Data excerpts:
---*---

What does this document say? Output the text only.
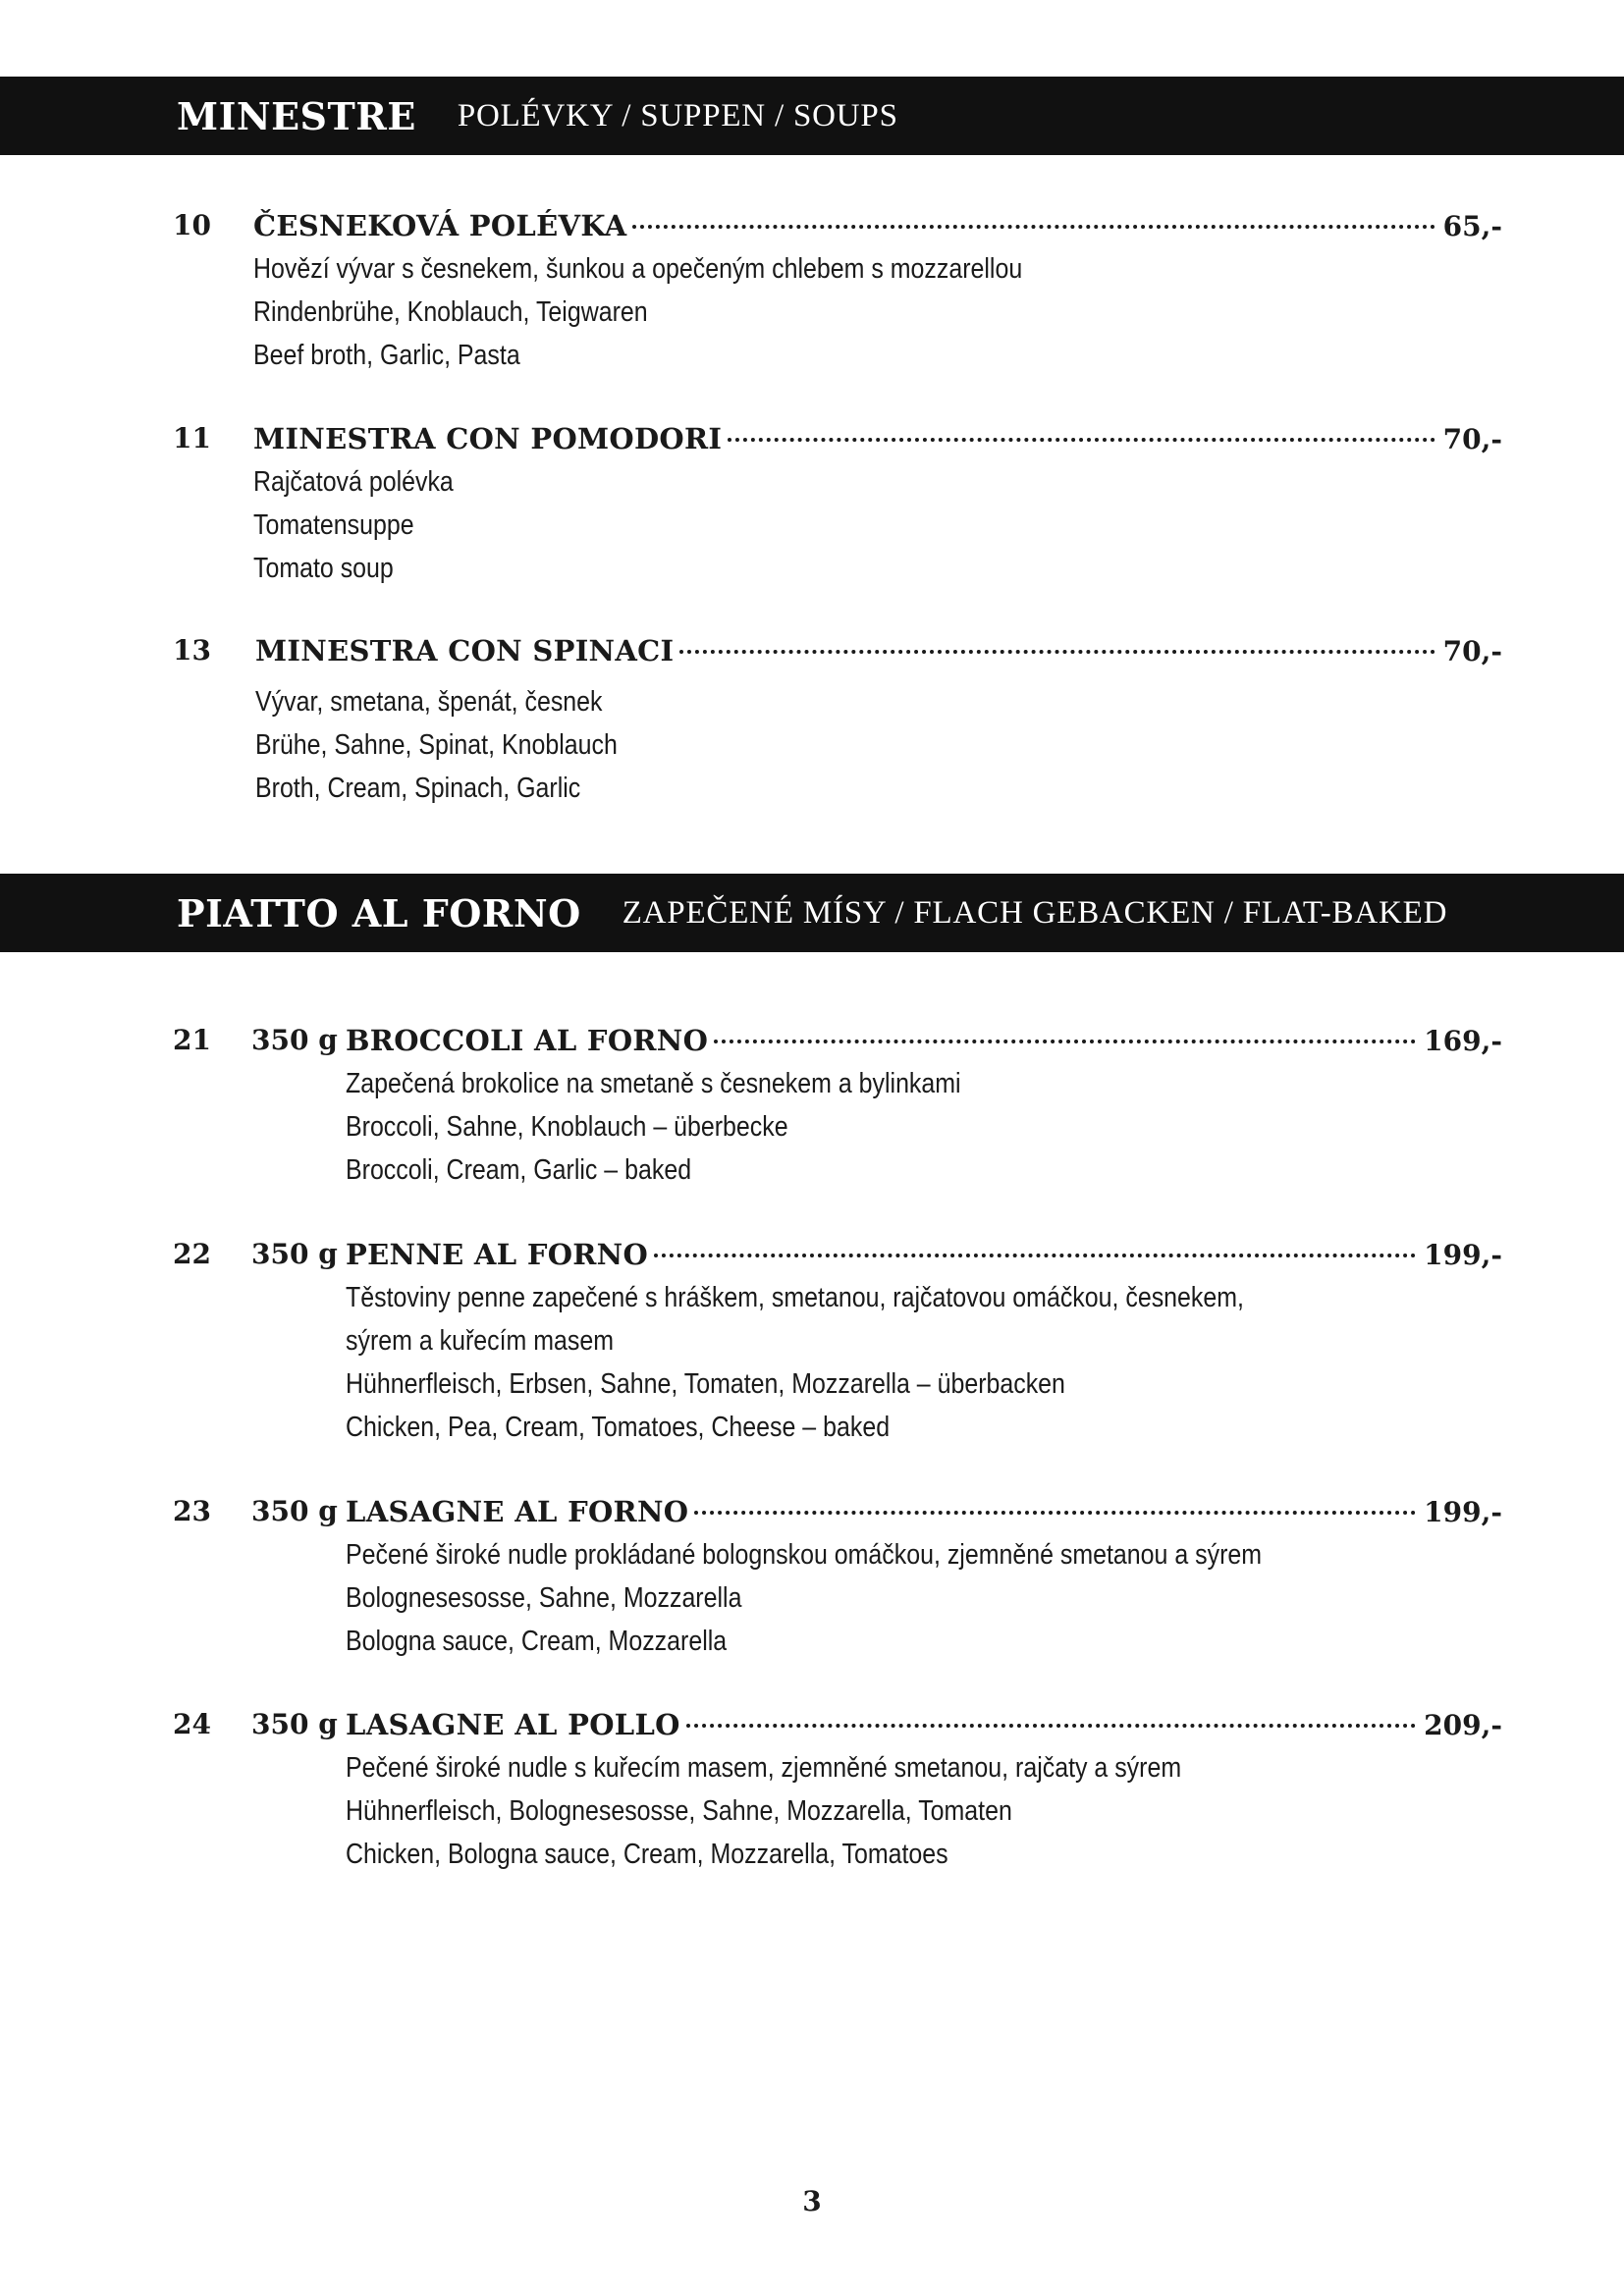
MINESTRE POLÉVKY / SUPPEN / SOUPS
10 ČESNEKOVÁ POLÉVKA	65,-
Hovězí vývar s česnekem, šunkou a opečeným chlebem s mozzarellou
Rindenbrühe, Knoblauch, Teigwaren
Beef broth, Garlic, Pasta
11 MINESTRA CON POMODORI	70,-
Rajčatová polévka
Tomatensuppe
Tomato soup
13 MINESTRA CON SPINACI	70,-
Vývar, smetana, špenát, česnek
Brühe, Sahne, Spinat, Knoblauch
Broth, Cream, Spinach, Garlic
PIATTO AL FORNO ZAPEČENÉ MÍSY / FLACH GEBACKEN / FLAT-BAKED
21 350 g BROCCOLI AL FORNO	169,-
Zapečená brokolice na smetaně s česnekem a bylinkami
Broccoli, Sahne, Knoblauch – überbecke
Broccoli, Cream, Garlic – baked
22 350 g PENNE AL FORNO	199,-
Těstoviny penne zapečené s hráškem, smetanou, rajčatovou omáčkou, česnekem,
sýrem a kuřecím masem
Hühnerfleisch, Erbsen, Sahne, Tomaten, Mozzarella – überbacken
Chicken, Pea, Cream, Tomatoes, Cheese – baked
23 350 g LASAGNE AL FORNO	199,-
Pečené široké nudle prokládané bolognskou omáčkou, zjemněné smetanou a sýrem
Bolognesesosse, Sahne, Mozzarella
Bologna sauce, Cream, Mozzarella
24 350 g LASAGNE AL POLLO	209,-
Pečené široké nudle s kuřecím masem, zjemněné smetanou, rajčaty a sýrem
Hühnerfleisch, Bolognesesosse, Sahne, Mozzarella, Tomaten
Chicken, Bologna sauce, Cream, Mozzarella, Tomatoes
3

---*---

▸ **Requirements**:
Transcribe the material exactly, keeping every word and none of the pictures.

▸ **Answer to this exercise**:
What does this document say? Output the text only.
MINESTRE POLÉVKY / SUPPEN / SOUPS
10 ČESNEKOVÁ POLÉVKA	65,-
Hovězí vývar s česnekem, šunkou a opečeným chlebem s mozzarellou
Rindenbrühe, Knoblauch, Teigwaren
Beef broth, Garlic, Pasta
11 MINESTRA CON POMODORI	70,-
Rajčatová polévka
Tomatensuppe
Tomato soup
13 MINESTRA CON SPINACI	70,-
Vývar, smetana, špenát, česnek
Brühe, Sahne, Spinat, Knoblauch
Broth, Cream, Spinach, Garlic
PIATTO AL FORNO ZAPEČENÉ MÍSY / FLACH GEBACKEN / FLAT-BAKED
21 350 g BROCCOLI AL FORNO	169,-
Zapečená brokolice na smetaně s česnekem a bylinkami
Broccoli, Sahne, Knoblauch – überbecke
Broccoli, Cream, Garlic – baked
22 350 g PENNE AL FORNO	199,-
Těstoviny penne zapečené s hráškem, smetanou, rajčatovou omáčkou, česnekem,
sýrem a kuřecím masem
Hühnerfleisch, Erbsen, Sahne, Tomaten, Mozzarella – überbacken
Chicken, Pea, Cream, Tomatoes, Cheese – baked
23 350 g LASAGNE AL FORNO	199,-
Pečené široké nudle prokládané bolognskou omáčkou, zjemněné smetanou a sýrem
Bolognesesosse, Sahne, Mozzarella
Bologna sauce, Cream, Mozzarella
24 350 g LASAGNE AL POLLO	209,-
Pečené široké nudle s kuřecím masem, zjemněné smetanou, rajčaty a sýrem
Hühnerfleisch, Bolognesesosse, Sahne, Mozzarella, Tomaten
Chicken, Bologna sauce, Cream, Mozzarella, Tomatoes
3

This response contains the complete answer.